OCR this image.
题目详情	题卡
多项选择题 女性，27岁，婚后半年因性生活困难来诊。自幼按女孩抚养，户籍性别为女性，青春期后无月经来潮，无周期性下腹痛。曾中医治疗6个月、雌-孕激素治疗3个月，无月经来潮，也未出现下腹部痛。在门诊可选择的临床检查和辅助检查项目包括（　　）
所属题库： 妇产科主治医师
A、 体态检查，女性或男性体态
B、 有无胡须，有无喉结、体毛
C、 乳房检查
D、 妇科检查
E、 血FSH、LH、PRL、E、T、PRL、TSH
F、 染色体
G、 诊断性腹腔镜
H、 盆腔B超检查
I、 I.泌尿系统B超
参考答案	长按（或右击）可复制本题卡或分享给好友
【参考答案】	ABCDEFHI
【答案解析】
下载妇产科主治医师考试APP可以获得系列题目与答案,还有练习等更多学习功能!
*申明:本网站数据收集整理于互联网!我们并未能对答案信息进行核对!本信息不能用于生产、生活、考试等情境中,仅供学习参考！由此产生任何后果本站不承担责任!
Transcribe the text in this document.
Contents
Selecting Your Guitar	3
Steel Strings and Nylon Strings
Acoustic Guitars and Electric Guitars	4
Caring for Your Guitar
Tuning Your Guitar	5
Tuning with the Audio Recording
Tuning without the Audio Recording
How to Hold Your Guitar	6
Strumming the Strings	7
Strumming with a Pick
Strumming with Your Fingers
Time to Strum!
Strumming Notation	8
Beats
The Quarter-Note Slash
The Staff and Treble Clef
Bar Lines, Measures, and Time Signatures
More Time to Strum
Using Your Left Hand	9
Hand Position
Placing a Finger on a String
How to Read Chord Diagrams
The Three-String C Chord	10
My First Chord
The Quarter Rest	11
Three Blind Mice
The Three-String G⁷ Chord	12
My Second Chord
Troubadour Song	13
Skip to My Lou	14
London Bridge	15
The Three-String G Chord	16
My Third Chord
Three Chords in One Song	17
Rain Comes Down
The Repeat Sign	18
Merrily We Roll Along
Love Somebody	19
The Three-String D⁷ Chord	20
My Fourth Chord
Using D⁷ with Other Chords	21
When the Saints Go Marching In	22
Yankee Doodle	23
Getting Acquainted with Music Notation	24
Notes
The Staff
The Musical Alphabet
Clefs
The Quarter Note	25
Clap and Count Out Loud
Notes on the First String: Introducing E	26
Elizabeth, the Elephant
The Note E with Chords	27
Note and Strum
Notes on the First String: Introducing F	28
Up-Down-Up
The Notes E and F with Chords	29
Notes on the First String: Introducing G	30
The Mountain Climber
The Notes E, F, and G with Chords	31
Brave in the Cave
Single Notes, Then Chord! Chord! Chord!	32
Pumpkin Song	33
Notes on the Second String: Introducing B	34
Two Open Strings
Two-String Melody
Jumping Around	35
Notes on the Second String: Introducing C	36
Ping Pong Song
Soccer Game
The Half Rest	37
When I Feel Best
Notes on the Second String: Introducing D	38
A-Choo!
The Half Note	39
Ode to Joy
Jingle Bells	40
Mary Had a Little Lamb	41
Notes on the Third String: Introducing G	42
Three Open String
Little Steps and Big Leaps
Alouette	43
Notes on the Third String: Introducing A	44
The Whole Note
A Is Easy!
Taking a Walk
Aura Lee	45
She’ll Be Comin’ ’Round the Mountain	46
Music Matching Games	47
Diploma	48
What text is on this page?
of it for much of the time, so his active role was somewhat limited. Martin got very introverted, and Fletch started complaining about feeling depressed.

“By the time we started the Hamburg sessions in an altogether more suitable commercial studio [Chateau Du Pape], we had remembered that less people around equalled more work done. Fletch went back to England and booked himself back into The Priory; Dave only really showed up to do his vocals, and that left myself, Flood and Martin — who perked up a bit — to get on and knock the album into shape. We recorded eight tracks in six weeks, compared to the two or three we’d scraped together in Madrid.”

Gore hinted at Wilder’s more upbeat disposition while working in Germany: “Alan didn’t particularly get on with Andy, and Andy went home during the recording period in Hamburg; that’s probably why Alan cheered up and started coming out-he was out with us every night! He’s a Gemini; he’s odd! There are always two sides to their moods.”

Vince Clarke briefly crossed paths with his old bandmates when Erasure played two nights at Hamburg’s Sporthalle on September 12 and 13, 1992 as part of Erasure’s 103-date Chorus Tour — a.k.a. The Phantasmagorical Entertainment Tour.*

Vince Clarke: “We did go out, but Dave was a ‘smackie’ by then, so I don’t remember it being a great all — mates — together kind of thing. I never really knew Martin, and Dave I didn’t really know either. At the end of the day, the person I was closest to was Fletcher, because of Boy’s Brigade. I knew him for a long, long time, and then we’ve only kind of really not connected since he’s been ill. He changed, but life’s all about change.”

**Directions for this task**
Give nothing but the count of lines in the listing above that hold the string "Little".

**Complete response**
2